- [Written instruction]
Your task is to output the data exactly as it stands.

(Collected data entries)
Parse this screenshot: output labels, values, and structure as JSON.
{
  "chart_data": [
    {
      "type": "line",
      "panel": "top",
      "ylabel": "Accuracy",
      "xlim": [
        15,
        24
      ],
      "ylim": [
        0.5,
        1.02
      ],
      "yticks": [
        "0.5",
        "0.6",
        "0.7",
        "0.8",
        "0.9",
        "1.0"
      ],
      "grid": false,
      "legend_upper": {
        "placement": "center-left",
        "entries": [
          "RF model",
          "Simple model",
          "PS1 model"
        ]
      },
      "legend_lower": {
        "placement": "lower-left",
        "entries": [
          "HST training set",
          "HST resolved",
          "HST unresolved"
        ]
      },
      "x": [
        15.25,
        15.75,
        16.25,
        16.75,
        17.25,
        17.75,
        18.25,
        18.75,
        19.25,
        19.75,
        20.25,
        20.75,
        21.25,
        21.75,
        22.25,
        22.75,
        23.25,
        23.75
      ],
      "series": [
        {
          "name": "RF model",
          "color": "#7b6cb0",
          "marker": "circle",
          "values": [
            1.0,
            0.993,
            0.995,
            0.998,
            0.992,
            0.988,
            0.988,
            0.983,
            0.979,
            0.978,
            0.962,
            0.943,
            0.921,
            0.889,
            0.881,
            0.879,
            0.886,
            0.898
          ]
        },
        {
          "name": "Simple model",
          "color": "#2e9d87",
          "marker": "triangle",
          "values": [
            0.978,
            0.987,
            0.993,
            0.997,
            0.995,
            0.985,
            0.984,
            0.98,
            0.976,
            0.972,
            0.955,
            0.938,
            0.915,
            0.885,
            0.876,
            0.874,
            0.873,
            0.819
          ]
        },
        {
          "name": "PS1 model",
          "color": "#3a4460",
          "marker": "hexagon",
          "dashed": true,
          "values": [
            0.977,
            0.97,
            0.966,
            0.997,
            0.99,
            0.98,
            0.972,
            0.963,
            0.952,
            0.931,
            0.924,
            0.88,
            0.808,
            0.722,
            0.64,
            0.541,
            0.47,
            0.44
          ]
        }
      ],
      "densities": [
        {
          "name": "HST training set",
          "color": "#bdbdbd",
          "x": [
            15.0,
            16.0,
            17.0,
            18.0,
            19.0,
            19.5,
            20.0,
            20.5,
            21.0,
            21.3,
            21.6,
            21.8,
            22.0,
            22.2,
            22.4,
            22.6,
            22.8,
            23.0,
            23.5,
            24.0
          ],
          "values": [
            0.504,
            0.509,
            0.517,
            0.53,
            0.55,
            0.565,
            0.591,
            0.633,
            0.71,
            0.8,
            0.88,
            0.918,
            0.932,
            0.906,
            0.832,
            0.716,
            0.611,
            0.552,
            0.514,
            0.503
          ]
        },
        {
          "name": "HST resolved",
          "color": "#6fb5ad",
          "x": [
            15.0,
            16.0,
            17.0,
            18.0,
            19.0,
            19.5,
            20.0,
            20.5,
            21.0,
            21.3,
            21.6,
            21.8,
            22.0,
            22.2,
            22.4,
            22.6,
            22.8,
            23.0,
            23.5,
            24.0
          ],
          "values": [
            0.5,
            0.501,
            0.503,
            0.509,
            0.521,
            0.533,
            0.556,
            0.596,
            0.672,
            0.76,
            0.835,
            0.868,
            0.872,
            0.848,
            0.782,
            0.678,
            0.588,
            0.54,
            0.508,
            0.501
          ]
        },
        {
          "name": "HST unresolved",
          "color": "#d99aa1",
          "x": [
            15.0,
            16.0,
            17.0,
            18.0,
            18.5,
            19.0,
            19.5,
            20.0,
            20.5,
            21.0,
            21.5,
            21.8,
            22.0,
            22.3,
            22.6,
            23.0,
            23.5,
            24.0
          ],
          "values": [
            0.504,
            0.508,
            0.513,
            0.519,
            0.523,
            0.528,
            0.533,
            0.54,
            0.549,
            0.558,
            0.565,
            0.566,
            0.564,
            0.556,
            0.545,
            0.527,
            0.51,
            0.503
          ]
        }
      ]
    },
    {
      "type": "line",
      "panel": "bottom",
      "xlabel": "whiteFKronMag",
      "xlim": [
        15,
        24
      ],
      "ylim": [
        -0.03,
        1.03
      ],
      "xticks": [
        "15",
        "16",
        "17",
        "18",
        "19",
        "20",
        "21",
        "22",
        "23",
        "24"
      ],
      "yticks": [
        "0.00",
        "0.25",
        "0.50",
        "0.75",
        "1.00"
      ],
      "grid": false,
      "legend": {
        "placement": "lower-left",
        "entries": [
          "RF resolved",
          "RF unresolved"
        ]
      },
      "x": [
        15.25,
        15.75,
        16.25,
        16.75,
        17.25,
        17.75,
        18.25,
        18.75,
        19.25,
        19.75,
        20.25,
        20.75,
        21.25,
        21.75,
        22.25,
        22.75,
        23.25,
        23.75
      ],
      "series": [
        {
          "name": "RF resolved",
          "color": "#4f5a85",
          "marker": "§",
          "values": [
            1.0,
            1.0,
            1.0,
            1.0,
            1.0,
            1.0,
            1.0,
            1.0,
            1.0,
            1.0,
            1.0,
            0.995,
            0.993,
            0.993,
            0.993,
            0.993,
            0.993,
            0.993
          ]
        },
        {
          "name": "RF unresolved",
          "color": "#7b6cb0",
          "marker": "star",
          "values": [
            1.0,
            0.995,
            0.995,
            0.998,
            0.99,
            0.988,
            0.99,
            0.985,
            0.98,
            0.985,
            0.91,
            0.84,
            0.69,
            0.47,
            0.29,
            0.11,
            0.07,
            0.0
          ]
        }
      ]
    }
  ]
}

- [Answer to this problem]
Parse this screenshot: output labels, values, and structure as JSON.
{
  "chart_data": [
    {
      "type": "line",
      "panel": "top",
      "ylabel": "Accuracy",
      "xlim": [
        15,
        24
      ],
      "ylim": [
        0.5,
        1.02
      ],
      "yticks": [
        "0.5",
        "0.6",
        "0.7",
        "0.8",
        "0.9",
        "1.0"
      ],
      "grid": false,
      "legend_upper": {
        "placement": "center-left",
        "entries": [
          "RF model",
          "Simple model",
          "PS1 model"
        ]
      },
      "legend_lower": {
        "placement": "lower-left",
        "entries": [
          "HST training set",
          "HST resolved",
          "HST unresolved"
        ]
      },
      "x": [
        15.25,
        15.75,
        16.25,
        16.75,
        17.25,
        17.75,
        18.25,
        18.75,
        19.25,
        19.75,
        20.25,
        20.75,
        21.25,
        21.75,
        22.25,
        22.75,
        23.25,
        23.75
      ],
      "series": [
        {
          "name": "RF model",
          "color": "#7b6cb0",
          "marker": "circle",
          "values": [
            1.0,
            0.993,
            0.995,
            0.998,
            0.992,
            0.988,
            0.988,
            0.983,
            0.979,
            0.978,
            0.962,
            0.943,
            0.921,
            0.889,
            0.881,
            0.879,
            0.886,
            0.898
          ]
        },
        {
          "name": "Simple model",
          "color": "#2e9d87",
          "marker": "triangle",
          "values": [
            0.978,
            0.987,
            0.993,
            0.997,
            0.995,
            0.985,
            0.984,
            0.98,
            0.976,
            0.972,
            0.955,
            0.938,
            0.915,
            0.885,
            0.876,
            0.874,
            0.873,
            0.819
          ]
        },
        {
          "name": "PS1 model",
          "color": "#3a4460",
          "marker": "hexagon",
          "dashed": true,
          "values": [
            0.977,
            0.97,
            0.966,
            0.997,
            0.99,
            0.98,
            0.972,
            0.963,
            0.952,
            0.931,
            0.924,
            0.88,
            0.808,
            0.722,
            0.64,
            0.541,
            0.47,
            0.44
          ]
        }
      ],
      "densities": [
        {
          "name": "HST training set",
          "color": "#bdbdbd",
          "x": [
            15.0,
            16.0,
            17.0,
            18.0,
            19.0,
            19.5,
            20.0,
            20.5,
            21.0,
            21.3,
            21.6,
            21.8,
            22.0,
            22.2,
            22.4,
            22.6,
            22.8,
            23.0,
            23.5,
            24.0
          ],
          "values": [
            0.504,
            0.509,
            0.517,
            0.53,
            0.55,
            0.565,
            0.591,
            0.633,
            0.71,
            0.8,
            0.88,
            0.918,
            0.932,
            0.906,
            0.832,
            0.716,
            0.611,
            0.552,
            0.514,
            0.503
          ]
        },
        {
          "name": "HST resolved",
          "color": "#6fb5ad",
          "x": [
            15.0,
            16.0,
            17.0,
            18.0,
            19.0,
            19.5,
            20.0,
            20.5,
            21.0,
            21.3,
            21.6,
            21.8,
            22.0,
            22.2,
            22.4,
            22.6,
            22.8,
            23.0,
            23.5,
            24.0
          ],
          "values": [
            0.5,
            0.501,
            0.503,
            0.509,
            0.521,
            0.533,
            0.556,
            0.596,
            0.672,
            0.76,
            0.835,
            0.868,
            0.872,
            0.848,
            0.782,
            0.678,
            0.588,
            0.54,
            0.508,
            0.501
          ]
        },
        {
          "name": "HST unresolved",
          "color": "#d99aa1",
          "x": [
            15.0,
            16.0,
            17.0,
            18.0,
            18.5,
            19.0,
            19.5,
            20.0,
            20.5,
            21.0,
            21.5,
            21.8,
            22.0,
            22.3,
            22.6,
            23.0,
            23.5,
            24.0
          ],
          "values": [
            0.504,
            0.508,
            0.513,
            0.519,
            0.523,
            0.528,
            0.533,
            0.54,
            0.549,
            0.558,
            0.565,
            0.566,
            0.564,
            0.556,
            0.545,
            0.527,
            0.51,
            0.503
          ]
        }
      ]
    },
    {
      "type": "line",
      "panel": "bottom",
      "xlabel": "whiteFKronMag",
      "xlim": [
        15,
        24
      ],
      "ylim": [
        -0.03,
        1.03
      ],
      "xticks": [
        "15",
        "16",
        "17",
        "18",
        "19",
        "20",
        "21",
        "22",
        "23",
        "24"
      ],
      "yticks": [
        "0.00",
        "0.25",
        "0.50",
        "0.75",
        "1.00"
      ],
      "grid": false,
      "legend": {
        "placement": "lower-left",
        "entries": [
          "RF resolved",
          "RF unresolved"
        ]
      },
      "x": [
        15.25,
        15.75,
        16.25,
        16.75,
        17.25,
        17.75,
        18.25,
        18.75,
        19.25,
        19.75,
        20.25,
        20.75,
        21.25,
        21.75,
        22.25,
        22.75,
        23.25,
        23.75
      ],
      "series": [
        {
          "name": "RF resolved",
          "color": "#4f5a85",
          "marker": "§",
          "values": [
            1.0,
            1.0,
            1.0,
            1.0,
            1.0,
            1.0,
            1.0,
            1.0,
            1.0,
            1.0,
            1.0,
            0.995,
            0.993,
            0.993,
            0.993,
            0.993,
            0.993,
            0.993
          ]
        },
        {
          "name": "RF unresolved",
          "color": "#7b6cb0",
          "marker": "star",
          "values": [
            1.0,
            0.995,
            0.995,
            0.998,
            0.99,
            0.988,
            0.99,
            0.985,
            0.98,
            0.985,
            0.91,
            0.84,
            0.69,
            0.47,
            0.29,
            0.11,
            0.07,
            0.0
          ]
        }
      ]
    }
  ]
}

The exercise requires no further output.